Instructions for the task: Return the listing below word for word.

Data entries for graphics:
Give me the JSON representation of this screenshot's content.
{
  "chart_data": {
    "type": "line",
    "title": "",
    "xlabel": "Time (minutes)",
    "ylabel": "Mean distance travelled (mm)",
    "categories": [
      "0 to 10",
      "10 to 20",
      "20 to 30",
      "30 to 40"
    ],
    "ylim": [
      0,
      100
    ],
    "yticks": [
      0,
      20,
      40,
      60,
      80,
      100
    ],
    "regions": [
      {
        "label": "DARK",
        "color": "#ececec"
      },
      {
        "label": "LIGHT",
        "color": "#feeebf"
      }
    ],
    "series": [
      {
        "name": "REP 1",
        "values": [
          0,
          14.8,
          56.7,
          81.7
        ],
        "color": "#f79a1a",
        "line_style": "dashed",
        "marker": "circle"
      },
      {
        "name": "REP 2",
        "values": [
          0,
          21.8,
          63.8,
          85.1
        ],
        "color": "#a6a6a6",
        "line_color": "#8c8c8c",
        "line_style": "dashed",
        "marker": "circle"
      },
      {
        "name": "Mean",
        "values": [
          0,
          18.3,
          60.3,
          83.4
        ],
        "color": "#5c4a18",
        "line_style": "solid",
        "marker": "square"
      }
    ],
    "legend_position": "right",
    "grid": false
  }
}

Response to the task:
Give me the JSON representation of this screenshot's content.
{
  "chart_data": {
    "type": "line",
    "title": "",
    "xlabel": "Time (minutes)",
    "ylabel": "Mean distance travelled (mm)",
    "categories": [
      "0 to 10",
      "10 to 20",
      "20 to 30",
      "30 to 40"
    ],
    "ylim": [
      0,
      100
    ],
    "yticks": [
      0,
      20,
      40,
      60,
      80,
      100
    ],
    "regions": [
      {
        "label": "DARK",
        "color": "#ececec"
      },
      {
        "label": "LIGHT",
        "color": "#feeebf"
      }
    ],
    "series": [
      {
        "name": "REP 1",
        "values": [
          0,
          14.8,
          56.7,
          81.7
        ],
        "color": "#f79a1a",
        "line_style": "dashed",
        "marker": "circle"
      },
      {
        "name": "REP 2",
        "values": [
          0,
          21.8,
          63.8,
          85.1
        ],
        "color": "#a6a6a6",
        "line_color": "#8c8c8c",
        "line_style": "dashed",
        "marker": "circle"
      },
      {
        "name": "Mean",
        "values": [
          0,
          18.3,
          60.3,
          83.4
        ],
        "color": "#5c4a18",
        "line_style": "solid",
        "marker": "square"
      }
    ],
    "legend_position": "right",
    "grid": false
  }
}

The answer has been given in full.